### STATED TASK
Where a line holds the string "кровать", return that line.

___ DATA SUPPLIED ___

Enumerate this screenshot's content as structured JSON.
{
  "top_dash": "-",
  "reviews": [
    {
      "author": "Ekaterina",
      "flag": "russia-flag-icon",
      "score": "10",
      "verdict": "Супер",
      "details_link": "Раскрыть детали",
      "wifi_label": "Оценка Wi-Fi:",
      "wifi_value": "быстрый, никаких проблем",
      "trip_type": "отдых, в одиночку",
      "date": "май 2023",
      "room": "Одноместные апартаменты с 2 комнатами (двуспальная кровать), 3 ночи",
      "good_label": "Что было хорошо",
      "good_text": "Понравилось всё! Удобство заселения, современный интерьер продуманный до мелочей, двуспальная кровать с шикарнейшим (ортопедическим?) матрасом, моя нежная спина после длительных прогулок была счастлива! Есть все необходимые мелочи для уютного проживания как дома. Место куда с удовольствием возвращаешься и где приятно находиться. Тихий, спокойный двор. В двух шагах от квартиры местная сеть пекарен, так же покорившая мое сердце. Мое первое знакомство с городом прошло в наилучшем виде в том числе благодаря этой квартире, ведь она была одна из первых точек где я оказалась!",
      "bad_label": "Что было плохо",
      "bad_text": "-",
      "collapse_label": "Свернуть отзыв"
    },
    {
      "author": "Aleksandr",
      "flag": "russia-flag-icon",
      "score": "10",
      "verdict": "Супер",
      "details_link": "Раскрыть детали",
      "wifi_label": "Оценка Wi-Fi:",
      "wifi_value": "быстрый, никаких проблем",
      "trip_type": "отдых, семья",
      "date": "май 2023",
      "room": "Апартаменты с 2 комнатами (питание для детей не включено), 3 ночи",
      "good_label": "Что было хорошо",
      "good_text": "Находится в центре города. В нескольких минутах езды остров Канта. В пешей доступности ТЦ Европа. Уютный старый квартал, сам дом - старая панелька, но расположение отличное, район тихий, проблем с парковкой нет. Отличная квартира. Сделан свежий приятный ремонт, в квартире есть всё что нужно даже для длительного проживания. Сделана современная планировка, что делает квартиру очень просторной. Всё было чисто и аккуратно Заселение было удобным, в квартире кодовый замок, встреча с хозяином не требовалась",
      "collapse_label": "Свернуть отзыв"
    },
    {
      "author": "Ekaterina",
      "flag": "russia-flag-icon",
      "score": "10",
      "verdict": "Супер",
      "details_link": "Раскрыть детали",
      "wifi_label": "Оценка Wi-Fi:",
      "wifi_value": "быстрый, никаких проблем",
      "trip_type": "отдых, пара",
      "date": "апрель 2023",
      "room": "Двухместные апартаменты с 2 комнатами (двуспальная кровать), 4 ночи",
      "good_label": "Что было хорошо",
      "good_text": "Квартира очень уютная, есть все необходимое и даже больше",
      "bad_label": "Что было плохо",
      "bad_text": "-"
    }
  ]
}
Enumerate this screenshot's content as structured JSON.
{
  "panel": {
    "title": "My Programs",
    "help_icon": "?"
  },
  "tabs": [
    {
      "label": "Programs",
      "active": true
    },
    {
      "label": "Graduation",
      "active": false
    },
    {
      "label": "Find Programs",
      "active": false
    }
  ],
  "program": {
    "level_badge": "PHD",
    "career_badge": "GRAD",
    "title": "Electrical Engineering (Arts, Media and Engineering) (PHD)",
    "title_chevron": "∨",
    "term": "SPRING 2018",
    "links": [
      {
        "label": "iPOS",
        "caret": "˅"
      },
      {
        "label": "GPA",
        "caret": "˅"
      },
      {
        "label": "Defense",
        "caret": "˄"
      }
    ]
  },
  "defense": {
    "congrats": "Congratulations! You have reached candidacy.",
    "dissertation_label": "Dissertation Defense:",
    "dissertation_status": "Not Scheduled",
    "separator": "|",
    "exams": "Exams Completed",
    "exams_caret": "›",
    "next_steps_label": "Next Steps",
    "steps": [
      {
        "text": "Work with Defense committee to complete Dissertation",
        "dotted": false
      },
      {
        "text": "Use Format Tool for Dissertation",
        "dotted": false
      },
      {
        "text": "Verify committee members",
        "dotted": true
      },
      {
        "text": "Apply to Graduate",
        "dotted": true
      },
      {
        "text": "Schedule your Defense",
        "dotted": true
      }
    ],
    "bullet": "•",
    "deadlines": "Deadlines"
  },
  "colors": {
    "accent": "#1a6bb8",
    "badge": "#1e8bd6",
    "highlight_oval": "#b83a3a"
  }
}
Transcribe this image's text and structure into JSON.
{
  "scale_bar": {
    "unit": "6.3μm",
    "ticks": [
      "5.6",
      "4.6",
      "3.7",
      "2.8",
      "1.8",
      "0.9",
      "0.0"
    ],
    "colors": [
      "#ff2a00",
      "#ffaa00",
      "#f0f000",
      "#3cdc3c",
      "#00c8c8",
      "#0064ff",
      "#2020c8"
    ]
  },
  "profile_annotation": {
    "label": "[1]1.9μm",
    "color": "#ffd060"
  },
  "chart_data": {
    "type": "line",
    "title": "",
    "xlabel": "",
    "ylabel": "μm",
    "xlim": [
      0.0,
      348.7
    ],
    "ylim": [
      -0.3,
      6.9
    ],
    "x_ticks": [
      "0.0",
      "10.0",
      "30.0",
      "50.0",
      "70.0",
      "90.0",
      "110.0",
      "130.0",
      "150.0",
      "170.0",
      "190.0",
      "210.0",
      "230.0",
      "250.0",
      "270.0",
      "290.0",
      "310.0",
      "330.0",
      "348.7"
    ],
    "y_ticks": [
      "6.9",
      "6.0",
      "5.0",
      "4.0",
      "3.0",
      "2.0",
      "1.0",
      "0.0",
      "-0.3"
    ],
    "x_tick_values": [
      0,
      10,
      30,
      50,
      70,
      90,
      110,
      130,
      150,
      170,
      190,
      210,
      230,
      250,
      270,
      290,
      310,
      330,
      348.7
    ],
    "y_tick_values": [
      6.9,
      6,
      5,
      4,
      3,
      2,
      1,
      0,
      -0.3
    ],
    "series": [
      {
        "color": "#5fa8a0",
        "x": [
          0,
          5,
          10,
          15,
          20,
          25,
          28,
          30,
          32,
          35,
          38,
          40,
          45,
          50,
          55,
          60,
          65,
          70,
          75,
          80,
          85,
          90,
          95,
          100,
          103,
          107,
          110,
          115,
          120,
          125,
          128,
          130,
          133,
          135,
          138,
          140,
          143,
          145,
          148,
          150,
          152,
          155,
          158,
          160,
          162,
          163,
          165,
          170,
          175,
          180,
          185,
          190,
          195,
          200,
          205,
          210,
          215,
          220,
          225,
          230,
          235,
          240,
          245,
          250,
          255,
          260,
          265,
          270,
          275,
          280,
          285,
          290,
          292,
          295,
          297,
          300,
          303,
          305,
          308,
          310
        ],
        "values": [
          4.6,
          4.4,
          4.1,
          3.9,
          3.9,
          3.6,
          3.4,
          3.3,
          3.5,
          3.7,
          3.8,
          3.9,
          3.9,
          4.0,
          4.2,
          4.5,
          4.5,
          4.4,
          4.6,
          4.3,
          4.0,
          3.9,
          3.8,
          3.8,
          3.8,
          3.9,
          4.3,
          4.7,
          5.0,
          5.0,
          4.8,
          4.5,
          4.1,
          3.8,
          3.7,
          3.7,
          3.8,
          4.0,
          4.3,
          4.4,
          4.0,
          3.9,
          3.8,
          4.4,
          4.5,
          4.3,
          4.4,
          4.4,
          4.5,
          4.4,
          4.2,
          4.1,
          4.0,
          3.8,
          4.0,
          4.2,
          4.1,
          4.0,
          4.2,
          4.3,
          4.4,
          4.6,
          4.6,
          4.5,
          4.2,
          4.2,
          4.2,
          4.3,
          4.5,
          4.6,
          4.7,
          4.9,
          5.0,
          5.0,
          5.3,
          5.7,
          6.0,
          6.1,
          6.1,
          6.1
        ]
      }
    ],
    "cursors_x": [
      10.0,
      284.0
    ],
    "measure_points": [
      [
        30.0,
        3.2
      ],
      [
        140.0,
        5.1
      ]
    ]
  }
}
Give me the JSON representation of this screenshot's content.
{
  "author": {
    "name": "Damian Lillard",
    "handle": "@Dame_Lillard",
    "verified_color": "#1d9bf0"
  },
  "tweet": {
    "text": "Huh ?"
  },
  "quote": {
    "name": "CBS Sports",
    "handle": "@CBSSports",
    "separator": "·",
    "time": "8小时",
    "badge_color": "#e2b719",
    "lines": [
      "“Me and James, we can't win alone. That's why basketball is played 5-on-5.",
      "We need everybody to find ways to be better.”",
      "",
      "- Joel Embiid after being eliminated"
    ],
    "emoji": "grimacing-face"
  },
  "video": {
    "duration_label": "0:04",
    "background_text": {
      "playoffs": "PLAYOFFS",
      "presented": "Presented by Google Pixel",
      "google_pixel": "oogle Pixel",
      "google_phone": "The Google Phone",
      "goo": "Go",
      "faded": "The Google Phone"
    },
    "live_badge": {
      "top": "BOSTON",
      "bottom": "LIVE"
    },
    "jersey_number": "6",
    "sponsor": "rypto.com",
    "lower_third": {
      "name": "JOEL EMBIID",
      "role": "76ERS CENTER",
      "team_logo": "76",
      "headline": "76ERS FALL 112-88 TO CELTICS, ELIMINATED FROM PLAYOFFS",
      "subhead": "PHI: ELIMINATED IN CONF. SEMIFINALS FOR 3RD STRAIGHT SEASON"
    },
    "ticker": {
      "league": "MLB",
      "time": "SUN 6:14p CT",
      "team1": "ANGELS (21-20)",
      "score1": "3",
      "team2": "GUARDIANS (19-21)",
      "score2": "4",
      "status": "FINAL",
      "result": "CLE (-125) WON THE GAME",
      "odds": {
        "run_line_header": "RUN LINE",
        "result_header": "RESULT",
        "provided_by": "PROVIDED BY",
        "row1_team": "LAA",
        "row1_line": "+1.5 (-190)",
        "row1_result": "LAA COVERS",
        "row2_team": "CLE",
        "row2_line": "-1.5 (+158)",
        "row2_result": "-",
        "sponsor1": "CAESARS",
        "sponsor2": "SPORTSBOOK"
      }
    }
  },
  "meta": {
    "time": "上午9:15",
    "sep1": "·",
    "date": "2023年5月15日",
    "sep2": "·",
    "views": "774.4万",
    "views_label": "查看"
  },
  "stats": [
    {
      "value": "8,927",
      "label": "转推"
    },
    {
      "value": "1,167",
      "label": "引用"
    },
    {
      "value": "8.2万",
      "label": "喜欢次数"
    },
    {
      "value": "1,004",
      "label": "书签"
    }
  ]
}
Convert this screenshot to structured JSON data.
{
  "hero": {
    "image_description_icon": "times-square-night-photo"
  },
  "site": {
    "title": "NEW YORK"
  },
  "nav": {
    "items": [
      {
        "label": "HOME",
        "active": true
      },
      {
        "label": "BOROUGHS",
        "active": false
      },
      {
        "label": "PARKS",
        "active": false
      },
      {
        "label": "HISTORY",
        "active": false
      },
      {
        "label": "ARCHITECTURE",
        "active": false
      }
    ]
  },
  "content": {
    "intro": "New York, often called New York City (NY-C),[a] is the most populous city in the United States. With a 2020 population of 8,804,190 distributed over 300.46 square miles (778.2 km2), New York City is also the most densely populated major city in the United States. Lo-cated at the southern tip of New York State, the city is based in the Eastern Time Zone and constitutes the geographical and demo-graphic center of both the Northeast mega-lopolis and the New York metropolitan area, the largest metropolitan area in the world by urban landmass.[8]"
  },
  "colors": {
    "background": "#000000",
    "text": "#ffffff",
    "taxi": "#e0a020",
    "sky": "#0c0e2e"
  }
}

___

### ANSWER TO THIS TASK
      "room": "Одноместные апартаменты с 2 комнатами (двуспальная кровать), 3 ночи",
      "good_text": "Понравилось всё! Удобство заселения, современный интерьер продуманный до мелочей, двуспальная кровать с шикарнейшим (ортопедическим?) матрасом, моя нежная спина после длительных прогулок была счастлива! Есть все необходимые мелочи для уютного проживания как дома. Место куда с удовольствием возвращаешься и где приятно находиться. Тихий, спокойный двор. В двух шагах от квартиры местная сеть пекарен, так же покорившая мое сердце. Мое первое знакомство с городом прошло в наилучшем виде в том числе благодаря этой квартире, ведь она была одна из первых точек где я оказалась!",
      "room": "Двухместные апартаменты с 2 комнатами (двуспальная кровать), 4 ночи",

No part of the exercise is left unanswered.